**JOB:** Retype all the records with nothing changed.

**EXCERPTED RECORDS:**
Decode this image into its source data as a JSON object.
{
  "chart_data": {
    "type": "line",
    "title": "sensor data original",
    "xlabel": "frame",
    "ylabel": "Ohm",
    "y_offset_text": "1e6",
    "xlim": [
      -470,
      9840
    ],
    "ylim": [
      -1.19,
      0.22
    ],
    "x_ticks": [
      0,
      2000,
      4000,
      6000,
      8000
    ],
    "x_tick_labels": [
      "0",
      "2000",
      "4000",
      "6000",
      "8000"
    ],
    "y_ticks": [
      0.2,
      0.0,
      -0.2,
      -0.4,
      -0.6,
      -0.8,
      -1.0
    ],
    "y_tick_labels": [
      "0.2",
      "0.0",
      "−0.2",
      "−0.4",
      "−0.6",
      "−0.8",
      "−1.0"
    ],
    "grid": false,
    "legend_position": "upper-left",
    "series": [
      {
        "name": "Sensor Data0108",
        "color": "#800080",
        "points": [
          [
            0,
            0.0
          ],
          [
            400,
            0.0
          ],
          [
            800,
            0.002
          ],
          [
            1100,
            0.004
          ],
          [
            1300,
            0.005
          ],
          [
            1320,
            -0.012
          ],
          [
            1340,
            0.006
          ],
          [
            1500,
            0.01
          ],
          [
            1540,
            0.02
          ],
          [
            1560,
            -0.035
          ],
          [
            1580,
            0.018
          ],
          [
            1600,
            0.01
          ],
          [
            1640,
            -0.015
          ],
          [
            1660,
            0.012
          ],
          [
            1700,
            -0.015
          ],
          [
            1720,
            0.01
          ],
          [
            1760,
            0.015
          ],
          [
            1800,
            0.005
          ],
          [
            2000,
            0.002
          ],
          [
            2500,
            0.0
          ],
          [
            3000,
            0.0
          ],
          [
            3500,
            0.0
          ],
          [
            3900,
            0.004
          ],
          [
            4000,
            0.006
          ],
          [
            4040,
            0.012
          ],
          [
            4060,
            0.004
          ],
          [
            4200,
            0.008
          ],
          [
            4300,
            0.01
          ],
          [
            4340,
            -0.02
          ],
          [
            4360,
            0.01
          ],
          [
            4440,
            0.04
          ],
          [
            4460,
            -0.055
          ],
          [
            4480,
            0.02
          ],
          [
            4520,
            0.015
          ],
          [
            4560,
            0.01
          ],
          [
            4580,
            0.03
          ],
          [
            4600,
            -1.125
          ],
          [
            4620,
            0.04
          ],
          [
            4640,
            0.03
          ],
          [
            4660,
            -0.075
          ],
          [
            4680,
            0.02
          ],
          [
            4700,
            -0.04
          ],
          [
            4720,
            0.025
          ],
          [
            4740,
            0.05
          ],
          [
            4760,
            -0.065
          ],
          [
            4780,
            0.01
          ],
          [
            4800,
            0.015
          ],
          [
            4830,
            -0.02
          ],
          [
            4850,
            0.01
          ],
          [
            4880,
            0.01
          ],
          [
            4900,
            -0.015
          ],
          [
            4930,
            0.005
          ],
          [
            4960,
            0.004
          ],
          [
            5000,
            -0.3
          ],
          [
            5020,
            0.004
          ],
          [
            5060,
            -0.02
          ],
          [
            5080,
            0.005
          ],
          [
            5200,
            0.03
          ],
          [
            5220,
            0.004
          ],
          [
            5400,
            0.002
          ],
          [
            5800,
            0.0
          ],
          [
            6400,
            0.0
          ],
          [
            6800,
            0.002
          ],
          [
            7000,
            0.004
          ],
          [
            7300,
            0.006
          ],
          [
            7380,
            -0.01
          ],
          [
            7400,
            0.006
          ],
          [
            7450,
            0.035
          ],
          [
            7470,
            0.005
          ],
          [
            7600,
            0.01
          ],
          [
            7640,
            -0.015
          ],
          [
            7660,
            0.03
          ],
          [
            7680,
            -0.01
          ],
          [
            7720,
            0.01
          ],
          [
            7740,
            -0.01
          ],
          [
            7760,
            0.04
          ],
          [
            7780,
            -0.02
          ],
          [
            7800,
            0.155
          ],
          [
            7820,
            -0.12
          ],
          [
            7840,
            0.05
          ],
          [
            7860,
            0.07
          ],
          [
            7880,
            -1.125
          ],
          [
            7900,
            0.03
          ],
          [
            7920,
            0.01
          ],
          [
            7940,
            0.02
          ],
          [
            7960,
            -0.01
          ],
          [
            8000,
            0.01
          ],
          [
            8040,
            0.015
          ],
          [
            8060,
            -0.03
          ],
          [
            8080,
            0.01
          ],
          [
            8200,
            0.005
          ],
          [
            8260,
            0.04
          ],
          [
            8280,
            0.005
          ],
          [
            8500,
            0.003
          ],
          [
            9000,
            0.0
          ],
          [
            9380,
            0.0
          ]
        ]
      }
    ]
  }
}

**SOLUTION TO THIS EXERCISE:**
Decode this image into its source data as a JSON object.
{
  "chart_data": {
    "type": "line",
    "title": "sensor data original",
    "xlabel": "frame",
    "ylabel": "Ohm",
    "y_offset_text": "1e6",
    "xlim": [
      -470,
      9840
    ],
    "ylim": [
      -1.19,
      0.22
    ],
    "x_ticks": [
      0,
      2000,
      4000,
      6000,
      8000
    ],
    "x_tick_labels": [
      "0",
      "2000",
      "4000",
      "6000",
      "8000"
    ],
    "y_ticks": [
      0.2,
      0.0,
      -0.2,
      -0.4,
      -0.6,
      -0.8,
      -1.0
    ],
    "y_tick_labels": [
      "0.2",
      "0.0",
      "−0.2",
      "−0.4",
      "−0.6",
      "−0.8",
      "−1.0"
    ],
    "grid": false,
    "legend_position": "upper-left",
    "series": [
      {
        "name": "Sensor Data0108",
        "color": "#800080",
        "points": [
          [
            0,
            0.0
          ],
          [
            400,
            0.0
          ],
          [
            800,
            0.002
          ],
          [
            1100,
            0.004
          ],
          [
            1300,
            0.005
          ],
          [
            1320,
            -0.012
          ],
          [
            1340,
            0.006
          ],
          [
            1500,
            0.01
          ],
          [
            1540,
            0.02
          ],
          [
            1560,
            -0.035
          ],
          [
            1580,
            0.018
          ],
          [
            1600,
            0.01
          ],
          [
            1640,
            -0.015
          ],
          [
            1660,
            0.012
          ],
          [
            1700,
            -0.015
          ],
          [
            1720,
            0.01
          ],
          [
            1760,
            0.015
          ],
          [
            1800,
            0.005
          ],
          [
            2000,
            0.002
          ],
          [
            2500,
            0.0
          ],
          [
            3000,
            0.0
          ],
          [
            3500,
            0.0
          ],
          [
            3900,
            0.004
          ],
          [
            4000,
            0.006
          ],
          [
            4040,
            0.012
          ],
          [
            4060,
            0.004
          ],
          [
            4200,
            0.008
          ],
          [
            4300,
            0.01
          ],
          [
            4340,
            -0.02
          ],
          [
            4360,
            0.01
          ],
          [
            4440,
            0.04
          ],
          [
            4460,
            -0.055
          ],
          [
            4480,
            0.02
          ],
          [
            4520,
            0.015
          ],
          [
            4560,
            0.01
          ],
          [
            4580,
            0.03
          ],
          [
            4600,
            -1.125
          ],
          [
            4620,
            0.04
          ],
          [
            4640,
            0.03
          ],
          [
            4660,
            -0.075
          ],
          [
            4680,
            0.02
          ],
          [
            4700,
            -0.04
          ],
          [
            4720,
            0.025
          ],
          [
            4740,
            0.05
          ],
          [
            4760,
            -0.065
          ],
          [
            4780,
            0.01
          ],
          [
            4800,
            0.015
          ],
          [
            4830,
            -0.02
          ],
          [
            4850,
            0.01
          ],
          [
            4880,
            0.01
          ],
          [
            4900,
            -0.015
          ],
          [
            4930,
            0.005
          ],
          [
            4960,
            0.004
          ],
          [
            5000,
            -0.3
          ],
          [
            5020,
            0.004
          ],
          [
            5060,
            -0.02
          ],
          [
            5080,
            0.005
          ],
          [
            5200,
            0.03
          ],
          [
            5220,
            0.004
          ],
          [
            5400,
            0.002
          ],
          [
            5800,
            0.0
          ],
          [
            6400,
            0.0
          ],
          [
            6800,
            0.002
          ],
          [
            7000,
            0.004
          ],
          [
            7300,
            0.006
          ],
          [
            7380,
            -0.01
          ],
          [
            7400,
            0.006
          ],
          [
            7450,
            0.035
          ],
          [
            7470,
            0.005
          ],
          [
            7600,
            0.01
          ],
          [
            7640,
            -0.015
          ],
          [
            7660,
            0.03
          ],
          [
            7680,
            -0.01
          ],
          [
            7720,
            0.01
          ],
          [
            7740,
            -0.01
          ],
          [
            7760,
            0.04
          ],
          [
            7780,
            -0.02
          ],
          [
            7800,
            0.155
          ],
          [
            7820,
            -0.12
          ],
          [
            7840,
            0.05
          ],
          [
            7860,
            0.07
          ],
          [
            7880,
            -1.125
          ],
          [
            7900,
            0.03
          ],
          [
            7920,
            0.01
          ],
          [
            7940,
            0.02
          ],
          [
            7960,
            -0.01
          ],
          [
            8000,
            0.01
          ],
          [
            8040,
            0.015
          ],
          [
            8060,
            -0.03
          ],
          [
            8080,
            0.01
          ],
          [
            8200,
            0.005
          ],
          [
            8260,
            0.04
          ],
          [
            8280,
            0.005
          ],
          [
            8500,
            0.003
          ],
          [
            9000,
            0.0
          ],
          [
            9380,
            0.0
          ]
        ]
      }
    ]
  }
}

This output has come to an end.